## MATERIAL PROVIDED
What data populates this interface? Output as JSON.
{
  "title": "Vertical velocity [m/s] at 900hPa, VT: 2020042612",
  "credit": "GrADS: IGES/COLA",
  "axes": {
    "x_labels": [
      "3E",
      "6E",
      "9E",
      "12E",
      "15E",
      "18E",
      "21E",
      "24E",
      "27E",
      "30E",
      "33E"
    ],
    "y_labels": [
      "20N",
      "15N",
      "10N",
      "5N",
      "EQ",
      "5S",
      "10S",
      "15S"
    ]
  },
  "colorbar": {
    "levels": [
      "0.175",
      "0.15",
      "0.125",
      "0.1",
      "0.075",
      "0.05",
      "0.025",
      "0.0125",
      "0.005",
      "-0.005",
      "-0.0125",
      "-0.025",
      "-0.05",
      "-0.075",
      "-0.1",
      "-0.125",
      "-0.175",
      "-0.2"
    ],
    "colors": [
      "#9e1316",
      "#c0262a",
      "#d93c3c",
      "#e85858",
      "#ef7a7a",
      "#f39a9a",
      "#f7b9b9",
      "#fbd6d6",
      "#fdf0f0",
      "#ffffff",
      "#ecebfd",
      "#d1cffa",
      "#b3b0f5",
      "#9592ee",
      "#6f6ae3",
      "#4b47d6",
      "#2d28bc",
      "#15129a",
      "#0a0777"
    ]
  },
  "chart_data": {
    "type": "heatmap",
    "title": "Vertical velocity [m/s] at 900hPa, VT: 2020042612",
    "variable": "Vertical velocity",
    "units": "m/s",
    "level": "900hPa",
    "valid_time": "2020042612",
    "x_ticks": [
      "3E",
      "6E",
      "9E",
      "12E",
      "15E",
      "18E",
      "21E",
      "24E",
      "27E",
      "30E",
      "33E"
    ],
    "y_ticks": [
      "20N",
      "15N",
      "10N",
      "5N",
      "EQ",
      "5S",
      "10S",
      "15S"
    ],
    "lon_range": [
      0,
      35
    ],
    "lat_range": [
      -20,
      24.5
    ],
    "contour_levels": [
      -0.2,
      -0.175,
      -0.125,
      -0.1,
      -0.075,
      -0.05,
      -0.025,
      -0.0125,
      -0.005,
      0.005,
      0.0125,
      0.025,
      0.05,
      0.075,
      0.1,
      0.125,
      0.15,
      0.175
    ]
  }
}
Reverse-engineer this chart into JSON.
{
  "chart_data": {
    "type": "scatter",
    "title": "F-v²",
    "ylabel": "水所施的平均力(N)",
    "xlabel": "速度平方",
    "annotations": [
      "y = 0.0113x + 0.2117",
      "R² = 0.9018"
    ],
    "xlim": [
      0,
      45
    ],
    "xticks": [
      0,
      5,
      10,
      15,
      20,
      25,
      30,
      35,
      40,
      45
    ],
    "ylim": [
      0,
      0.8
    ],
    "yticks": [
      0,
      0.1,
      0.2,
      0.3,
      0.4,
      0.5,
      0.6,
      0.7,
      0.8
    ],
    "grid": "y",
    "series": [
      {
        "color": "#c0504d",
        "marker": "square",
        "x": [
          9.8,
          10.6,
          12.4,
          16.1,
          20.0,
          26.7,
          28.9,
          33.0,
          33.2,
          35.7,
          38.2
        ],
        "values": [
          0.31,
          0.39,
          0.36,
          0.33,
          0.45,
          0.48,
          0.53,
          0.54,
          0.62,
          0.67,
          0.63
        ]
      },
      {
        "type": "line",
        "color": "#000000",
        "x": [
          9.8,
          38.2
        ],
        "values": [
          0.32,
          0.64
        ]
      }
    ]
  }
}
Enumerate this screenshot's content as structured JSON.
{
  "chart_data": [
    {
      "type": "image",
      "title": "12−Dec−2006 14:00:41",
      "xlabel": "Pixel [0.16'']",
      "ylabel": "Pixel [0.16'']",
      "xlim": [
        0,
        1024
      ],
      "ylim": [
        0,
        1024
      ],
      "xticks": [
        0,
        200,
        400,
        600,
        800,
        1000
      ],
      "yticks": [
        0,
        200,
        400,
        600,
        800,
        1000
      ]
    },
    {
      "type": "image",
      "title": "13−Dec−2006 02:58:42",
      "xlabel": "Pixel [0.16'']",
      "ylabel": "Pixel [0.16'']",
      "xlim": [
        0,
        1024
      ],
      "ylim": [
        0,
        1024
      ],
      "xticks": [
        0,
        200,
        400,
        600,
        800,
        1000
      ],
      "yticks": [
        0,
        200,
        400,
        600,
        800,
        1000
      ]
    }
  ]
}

## WHAT IS NEEDED
Select all lines in the listing that include the word "Vertical".

## PROBLEM SOLUTION
  "title": "Vertical velocity [m/s] at 900hPa, VT: 2020042612",
    "title": "Vertical velocity [m/s] at 900hPa, VT: 2020042612",
    "variable": "Vertical velocity",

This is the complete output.